___ Material provided
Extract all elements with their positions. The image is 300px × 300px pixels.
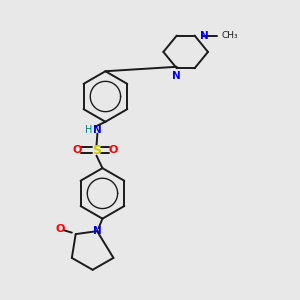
Text: O: O	[108, 145, 118, 155]
Text: S: S	[92, 144, 101, 157]
Text: N: N	[200, 31, 209, 40]
Text: N: N	[93, 125, 102, 135]
Text: N: N	[93, 226, 101, 236]
Text: CH₃: CH₃	[221, 31, 238, 40]
Text: O: O	[56, 224, 65, 234]
Text: H: H	[85, 125, 93, 135]
Text: O: O	[73, 145, 82, 155]
Text: N: N	[172, 70, 181, 81]
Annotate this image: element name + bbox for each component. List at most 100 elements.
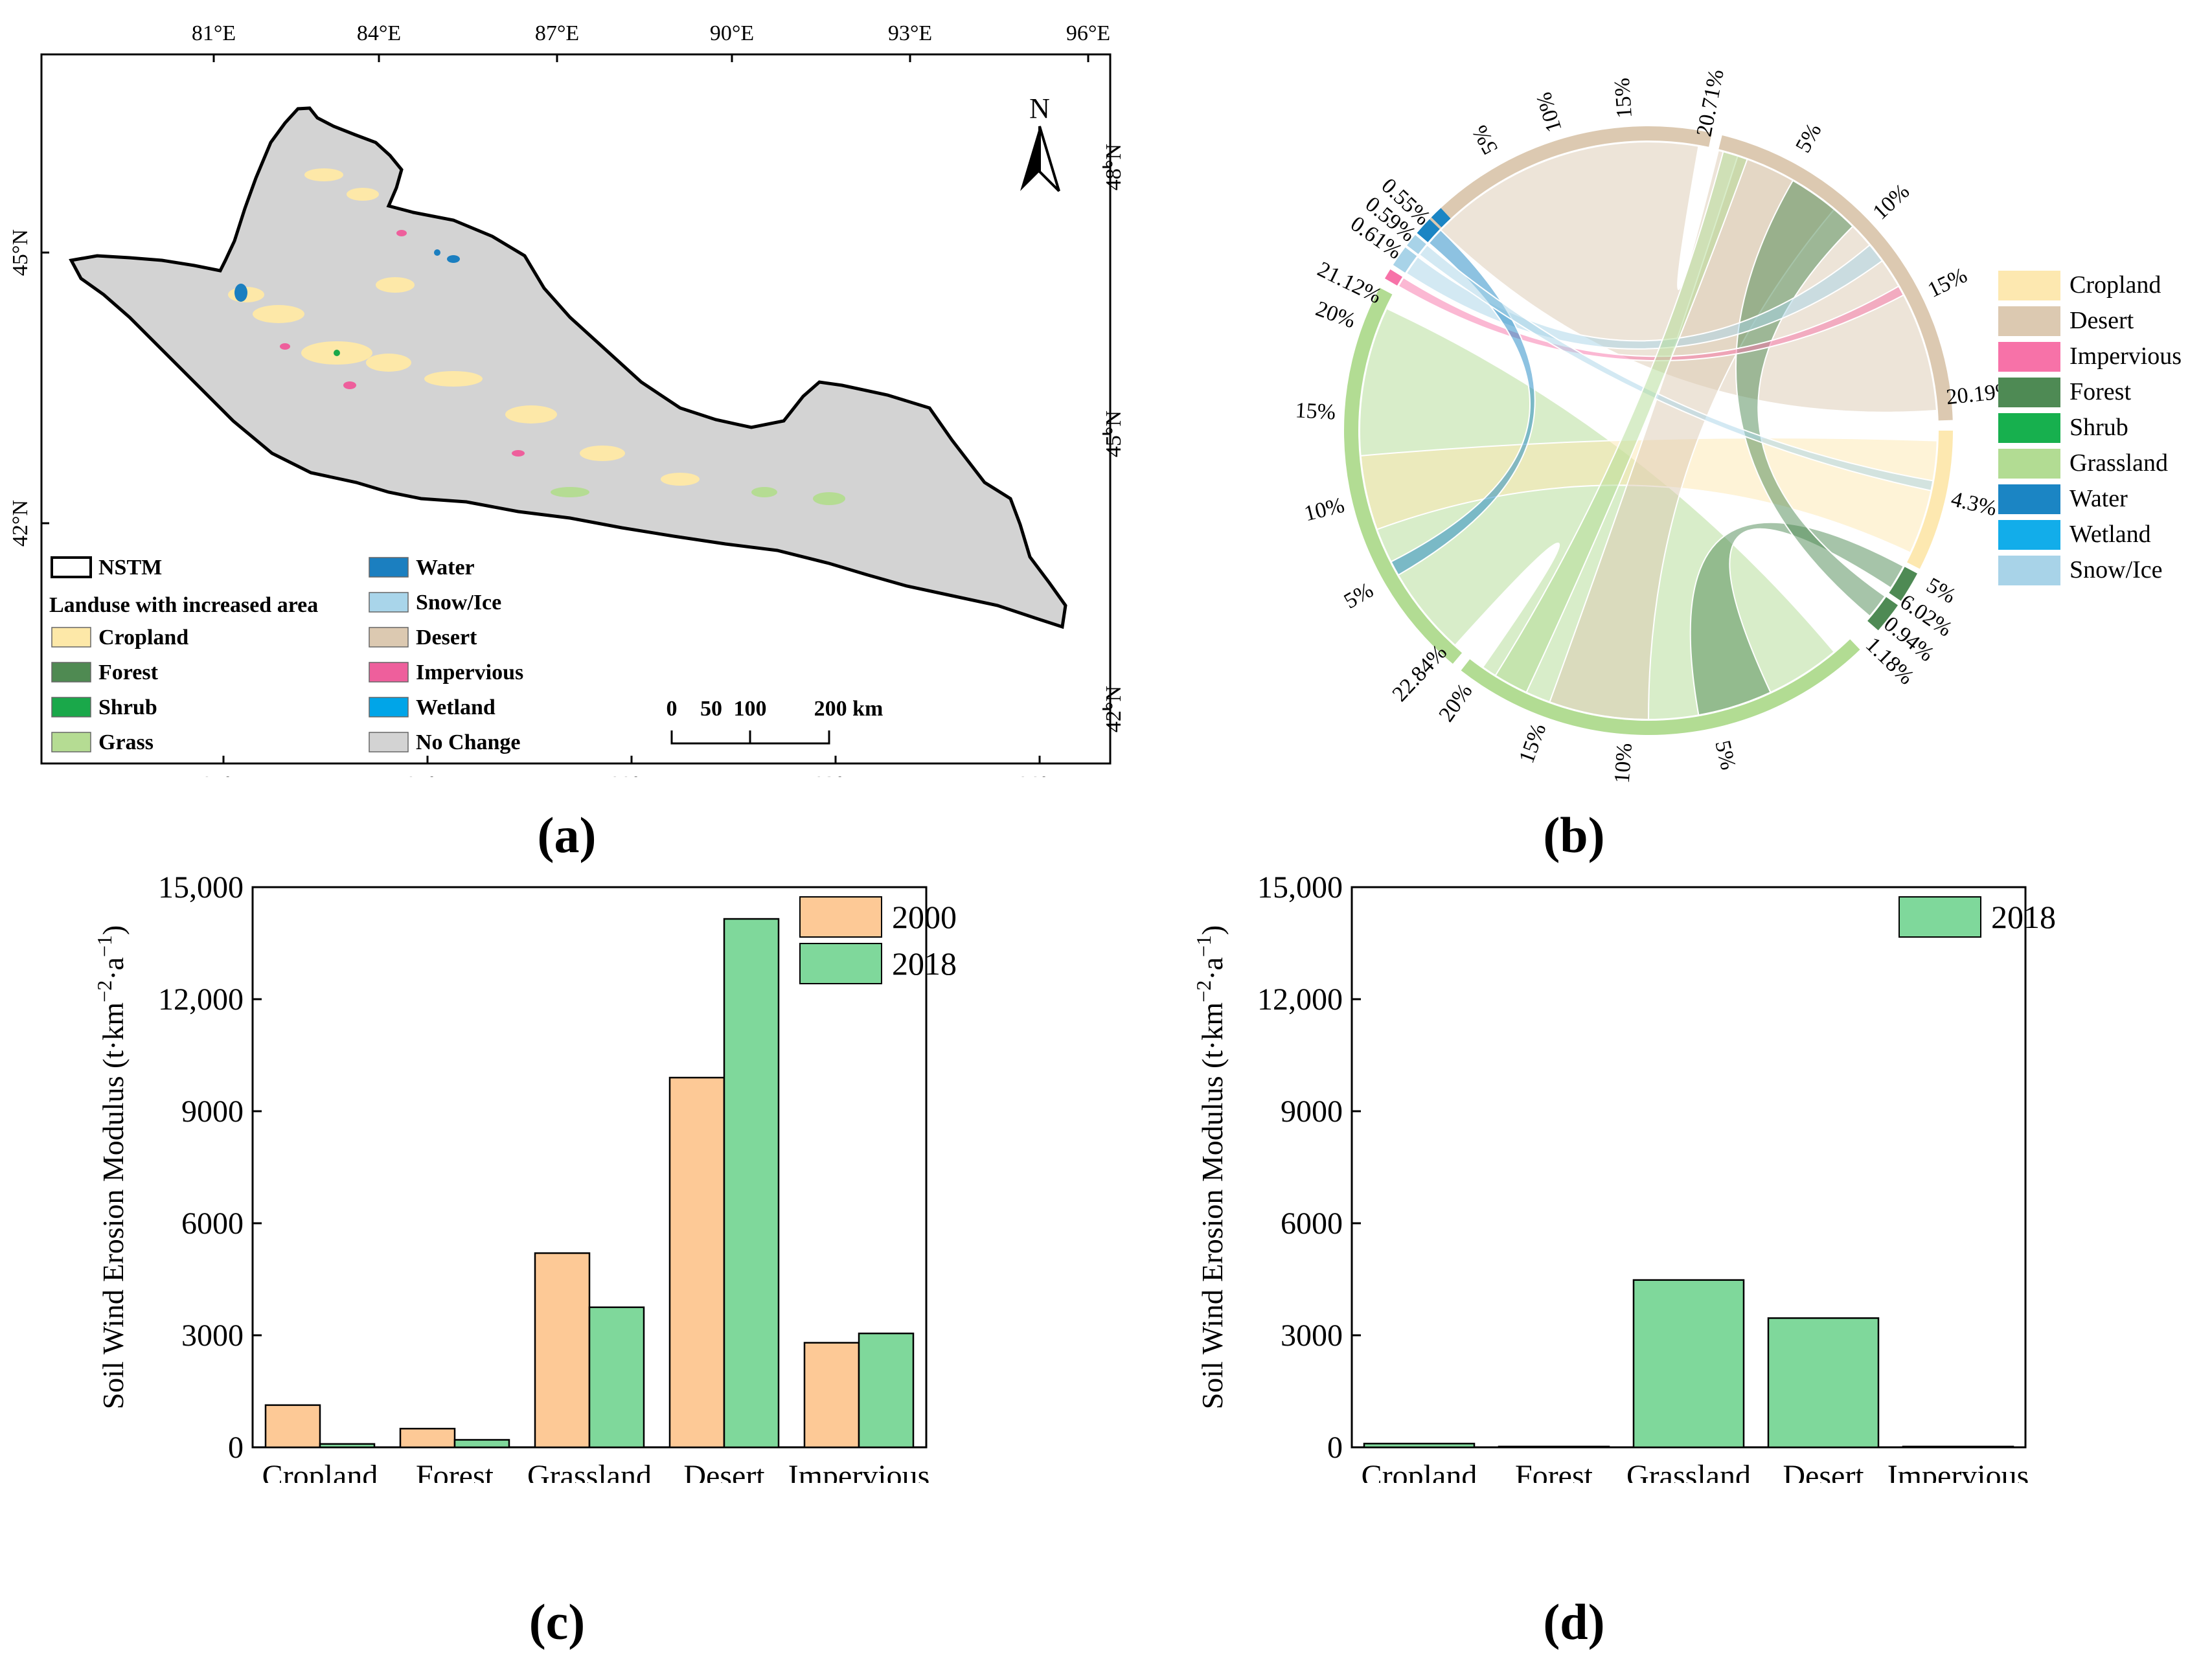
______
* Task description: Extract every line of the records above verbatim, omitting the picture placeholders.

* Exercise response:
Extract all elements with their positions. The image is 300px × 300px pixels.
Text: O: O	[108, 145, 118, 155]
Text: S: S	[92, 144, 101, 157]
Text: N: N	[200, 31, 209, 40]
Text: N: N	[93, 125, 102, 135]
Text: N: N	[93, 226, 101, 236]
Text: CH₃: CH₃	[221, 31, 238, 40]
Text: O: O	[56, 224, 65, 234]
Text: H: H	[85, 125, 93, 135]
Text: O: O	[73, 145, 82, 155]
Text: N: N	[172, 70, 181, 81]
Annotate this image: element name + bbox for each component. List at most 100 elements.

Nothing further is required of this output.